Work to complete: Give the total number of lines with the word "месяц" in them, and no other words.

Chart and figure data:
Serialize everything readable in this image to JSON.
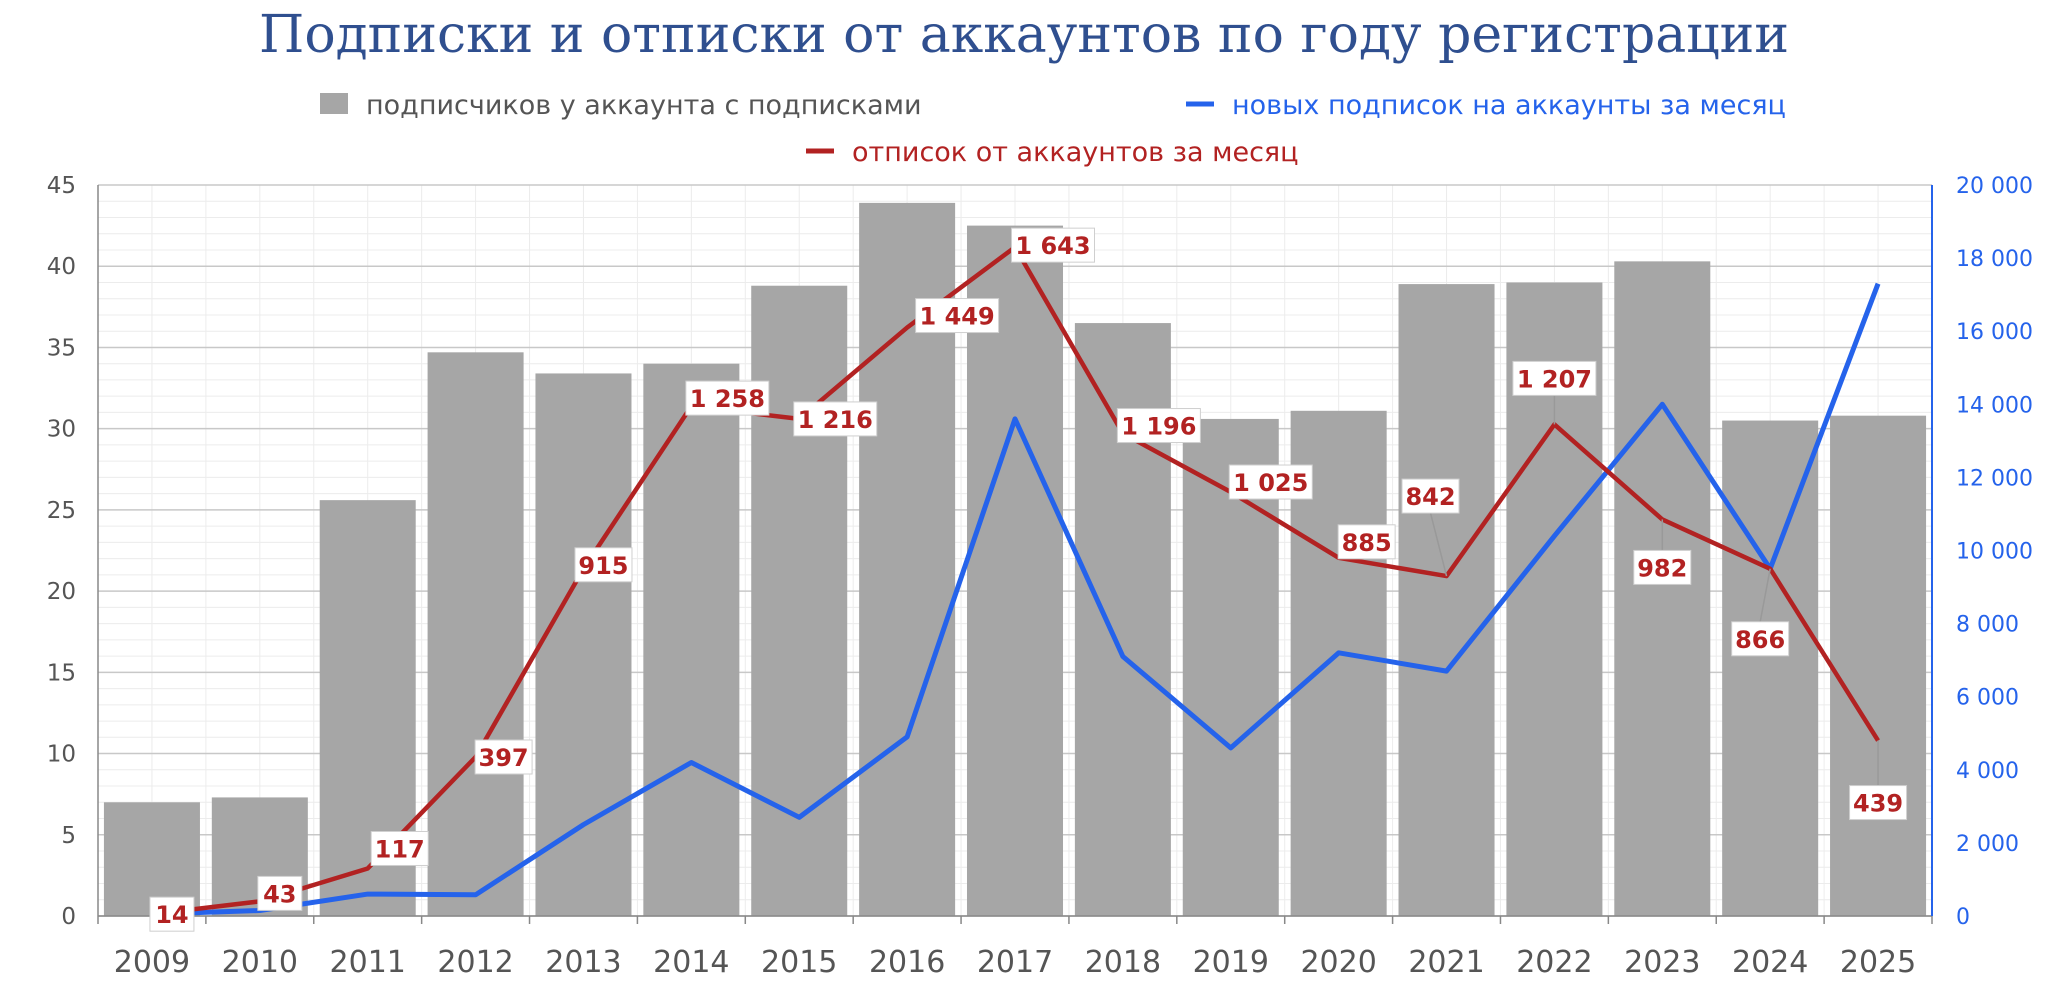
{
  "chart_data": {
    "type": "bar",
    "title": "Подписки и отписки от аккаунтов по году регистрации",
    "categories": [
      "2009",
      "2010",
      "2011",
      "2012",
      "2013",
      "2014",
      "2015",
      "2016",
      "2017",
      "2018",
      "2019",
      "2020",
      "2021",
      "2022",
      "2023",
      "2024",
      "2025"
    ],
    "series": [
      {
        "name": "подписчиков у аккаунта с подписками",
        "type": "bar",
        "axis": "left",
        "color": "#a6a6a6",
        "values": [
          7.0,
          7.3,
          25.6,
          34.7,
          33.4,
          34.0,
          38.8,
          43.9,
          42.5,
          36.5,
          30.6,
          31.1,
          38.9,
          39.0,
          40.3,
          30.5,
          30.8
        ]
      },
      {
        "name": "новых подписок на аккаунты за месяц",
        "type": "line",
        "axis": "right",
        "color": "#2563eb",
        "values": [
          50,
          150,
          600,
          580,
          2500,
          4200,
          2700,
          4900,
          13600,
          7100,
          4600,
          7200,
          6700,
          10400,
          14000,
          9500,
          17300
        ]
      },
      {
        "name": "отписок от аккаунтов за месяц",
        "type": "line",
        "axis": "right",
        "color": "#b22222",
        "values": [
          14,
          43,
          117,
          397,
          915,
          1258,
          1216,
          1449,
          1643,
          1196,
          1025,
          885,
          842,
          1207,
          982,
          866,
          439
        ],
        "labels": [
          "14",
          "43",
          "117",
          "397",
          "915",
          "1 258",
          "1 216",
          "1 449",
          "1 643",
          "1 196",
          "1 025",
          "885",
          "842",
          "1 207",
          "982",
          "866",
          "439"
        ],
        "plot_values": [
          50,
          400,
          1300,
          4350,
          9500,
          13950,
          13600,
          16100,
          18300,
          13200,
          11600,
          9800,
          9300,
          13450,
          10850,
          9500,
          4800
        ]
      }
    ],
    "y_left": {
      "min": 0,
      "max": 45,
      "ticks": [
        "0",
        "5",
        "10",
        "15",
        "20",
        "25",
        "30",
        "35",
        "40",
        "45"
      ]
    },
    "y_right": {
      "min": 0,
      "max": 20000,
      "ticks": [
        "0",
        "2 000",
        "4 000",
        "6 000",
        "8 000",
        "10 000",
        "12 000",
        "14 000",
        "16 000",
        "18 000",
        "20 000"
      ]
    },
    "grid": true,
    "legend_position": "top"
  },
  "legend": {
    "bars": "подписчиков у аккаунта с подписками",
    "blue": "новых подписок на аккаунты за месяц",
    "red": "отписок от аккаунтов за месяц"
  },
  "colors": {
    "bar": "#a6a6a6",
    "blue": "#2563eb",
    "red": "#b22222",
    "title": "#2f4f8f",
    "grid_major": "#c8c8c8",
    "grid_minor": "#ececec"
  }
}
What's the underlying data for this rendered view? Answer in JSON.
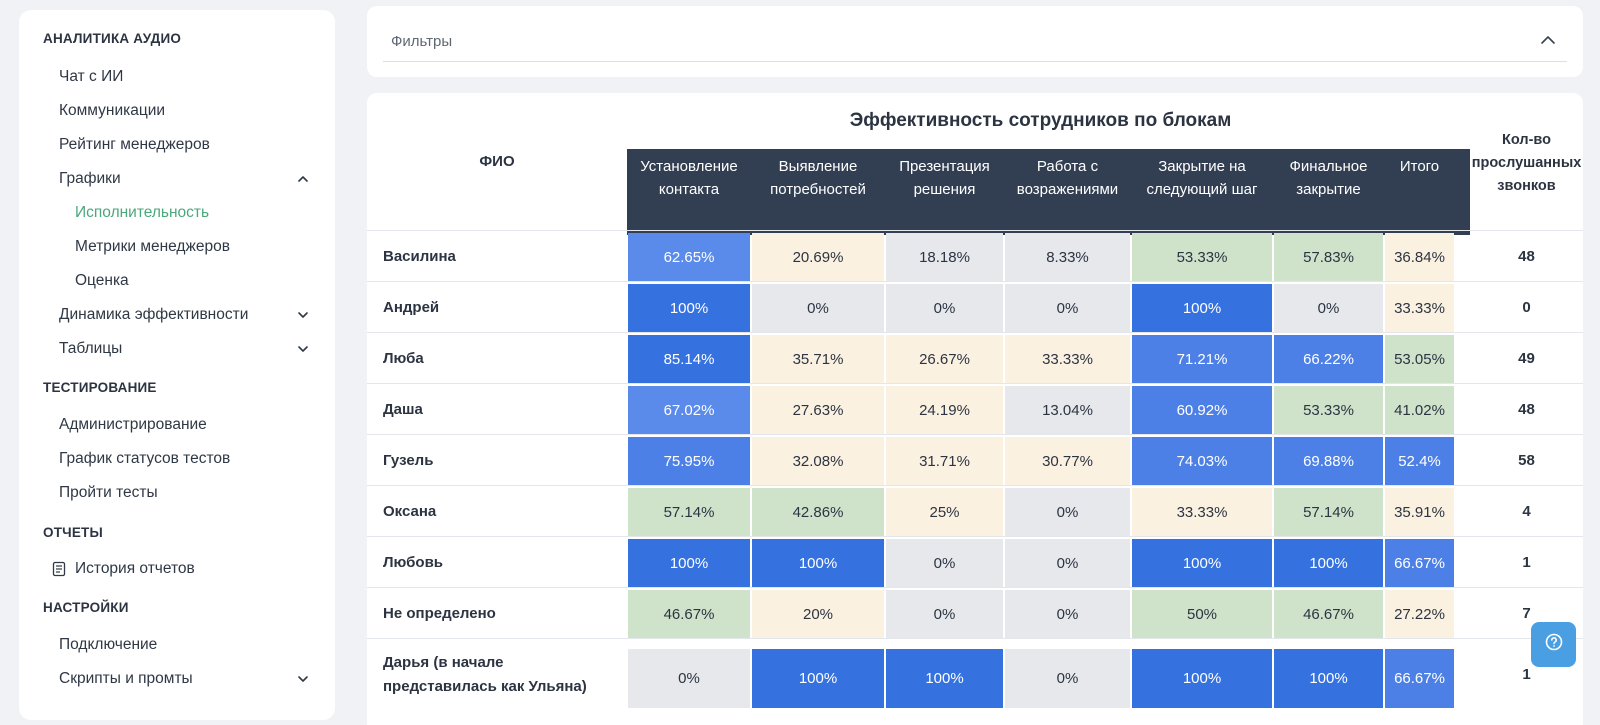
{
  "sidebar": {
    "sections": [
      {
        "label": "АНАЛИТИКА АУДИО"
      },
      {
        "label": "ТЕСТИРОВАНИЕ"
      },
      {
        "label": "ОТЧЕТЫ"
      },
      {
        "label": "НАСТРОЙКИ"
      }
    ],
    "items": {
      "chat": "Чат с ИИ",
      "communications": "Коммуникации",
      "rating": "Рейтинг менеджеров",
      "charts": "Графики",
      "execution": "Исполнительность",
      "metrics": "Метрики менеджеров",
      "evaluation": "Оценка",
      "dynamics": "Динамика эффективности",
      "tables": "Таблицы",
      "administration": "Администрирование",
      "test_status_chart": "График статусов тестов",
      "take_tests": "Пройти тесты",
      "report_history": "История отчетов",
      "connection": "Подключение",
      "scripts": "Скрипты и промты"
    },
    "active_item": "Исполнительность",
    "active_color": "#4aa87a"
  },
  "filters": {
    "title": "Фильтры"
  },
  "table": {
    "title": "Эффективность сотрудников по блокам",
    "fio_header": "ФИО",
    "calls_header": "Кол-во прослушанных звонков",
    "columns": [
      "Установление контакта",
      "Выявление потребностей",
      "Презентация решения",
      "Работа с возражениями",
      "Закрытие на следующий шаг",
      "Финальное закрытие",
      "Итого"
    ],
    "rows": [
      {
        "name": "Василина",
        "values": [
          "62.65%",
          "20.69%",
          "18.18%",
          "8.33%",
          "53.33%",
          "57.83%",
          "36.84%"
        ],
        "calls": "48"
      },
      {
        "name": "Андрей",
        "values": [
          "100%",
          "0%",
          "0%",
          "0%",
          "100%",
          "0%",
          "33.33%"
        ],
        "calls": "0"
      },
      {
        "name": "Люба",
        "values": [
          "85.14%",
          "35.71%",
          "26.67%",
          "33.33%",
          "71.21%",
          "66.22%",
          "53.05%"
        ],
        "calls": "49"
      },
      {
        "name": "Даша",
        "values": [
          "67.02%",
          "27.63%",
          "24.19%",
          "13.04%",
          "60.92%",
          "53.33%",
          "41.02%"
        ],
        "calls": "48"
      },
      {
        "name": "Гузель",
        "values": [
          "75.95%",
          "32.08%",
          "31.71%",
          "30.77%",
          "74.03%",
          "69.88%",
          "52.4%"
        ],
        "calls": "58"
      },
      {
        "name": "Оксана",
        "values": [
          "57.14%",
          "42.86%",
          "25%",
          "0%",
          "33.33%",
          "57.14%",
          "35.91%"
        ],
        "calls": "4"
      },
      {
        "name": "Любовь",
        "values": [
          "100%",
          "100%",
          "0%",
          "0%",
          "100%",
          "100%",
          "66.67%"
        ],
        "calls": "1"
      },
      {
        "name": "Не определено",
        "values": [
          "46.67%",
          "20%",
          "0%",
          "0%",
          "50%",
          "46.67%",
          "27.22%"
        ],
        "calls": "7"
      },
      {
        "name": "Дарья (в начале представилась как Ульяна)",
        "values": [
          "0%",
          "100%",
          "100%",
          "0%",
          "100%",
          "100%",
          "66.67%"
        ],
        "calls": "1"
      }
    ],
    "cell_colors": {
      "blue_dark": "#3572e0",
      "blue_mid": "#4d80e6",
      "blue_light": "#5a8aea",
      "green": "#cfe3cb",
      "beige": "#fbf1e1",
      "gray": "#e6e8ec",
      "header_bg": "#323f52"
    },
    "row_colors": [
      [
        "blue_light",
        "beige",
        "gray",
        "gray",
        "green",
        "green",
        "beige"
      ],
      [
        "blue_dark",
        "gray",
        "gray",
        "gray",
        "blue_dark",
        "gray",
        "beige"
      ],
      [
        "blue_dark",
        "beige",
        "beige",
        "beige",
        "blue_mid",
        "blue_mid",
        "green"
      ],
      [
        "blue_light",
        "beige",
        "beige",
        "gray",
        "blue_mid",
        "green",
        "green"
      ],
      [
        "blue_mid",
        "beige",
        "beige",
        "beige",
        "blue_mid",
        "blue_mid",
        "blue_mid"
      ],
      [
        "green",
        "green",
        "beige",
        "gray",
        "beige",
        "green",
        "beige"
      ],
      [
        "blue_dark",
        "blue_dark",
        "gray",
        "gray",
        "blue_dark",
        "blue_dark",
        "blue_mid"
      ],
      [
        "green",
        "beige",
        "gray",
        "gray",
        "green",
        "green",
        "beige"
      ],
      [
        "gray",
        "blue_dark",
        "blue_dark",
        "gray",
        "blue_dark",
        "blue_dark",
        "blue_mid"
      ]
    ]
  },
  "help_button": {
    "icon": "help-circle-icon",
    "color": "#4a9fe3"
  }
}
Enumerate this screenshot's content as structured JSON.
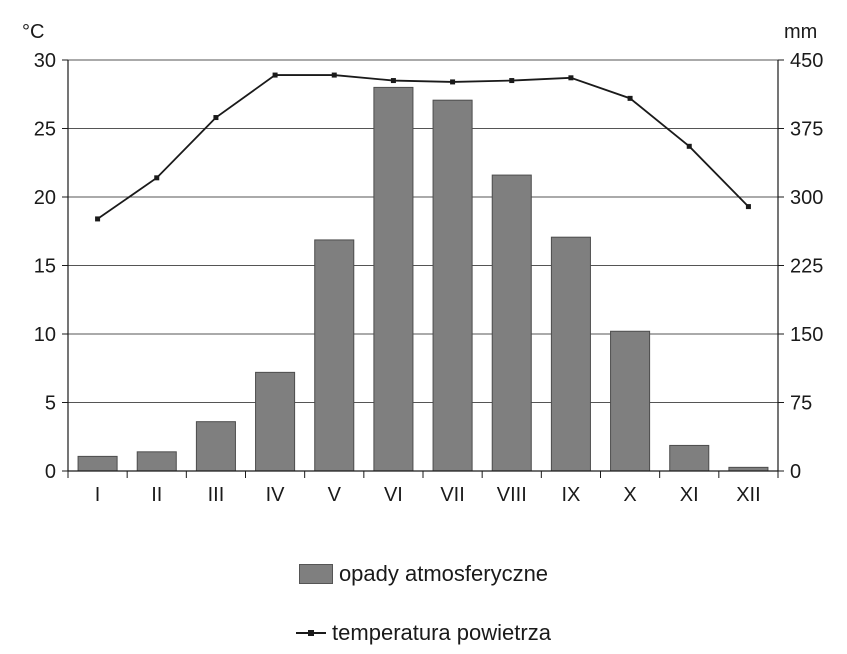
{
  "chart_data": {
    "type": "bar",
    "categories": [
      "I",
      "II",
      "III",
      "IV",
      "V",
      "VI",
      "VII",
      "VIII",
      "IX",
      "X",
      "XI",
      "XII"
    ],
    "left_axis": {
      "unit": "°C",
      "ylim": [
        0,
        30
      ],
      "ticks": [
        "0",
        "5",
        "10",
        "15",
        "20",
        "25",
        "30"
      ]
    },
    "right_axis": {
      "unit": "mm",
      "ylim": [
        0,
        450
      ],
      "ticks": [
        "0",
        "75",
        "150",
        "225",
        "300",
        "375",
        "450"
      ]
    },
    "series": [
      {
        "name": "opady atmosferyczne",
        "type": "bar",
        "axis": "right",
        "color": "#7f7f7f",
        "values": [
          16,
          21,
          54,
          108,
          253,
          420,
          406,
          324,
          256,
          153,
          28,
          4
        ]
      },
      {
        "name": "temperatura powietrza",
        "type": "line",
        "axis": "left",
        "color": "#1a1a1a",
        "values": [
          18.4,
          21.4,
          25.8,
          28.9,
          28.9,
          28.5,
          28.4,
          28.5,
          28.7,
          27.2,
          23.7,
          19.3
        ]
      }
    ],
    "grid": true,
    "legend_position": "bottom"
  },
  "legend": {
    "bar_label": "opady atmosferyczne",
    "line_label": "temperatura powietrza"
  }
}
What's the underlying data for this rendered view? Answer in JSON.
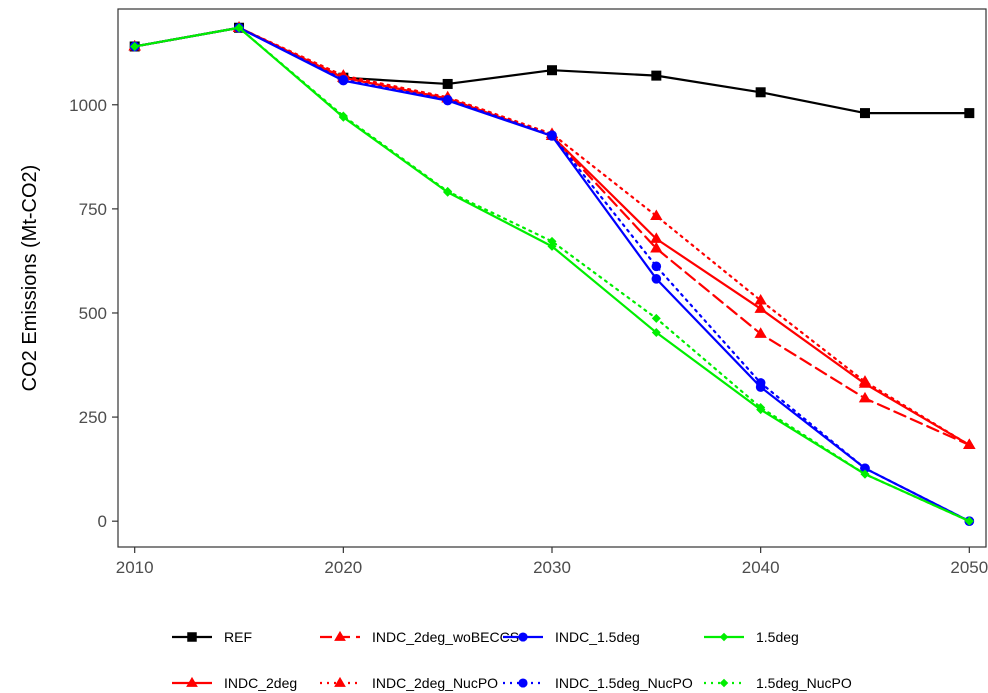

Output for this exercise: 4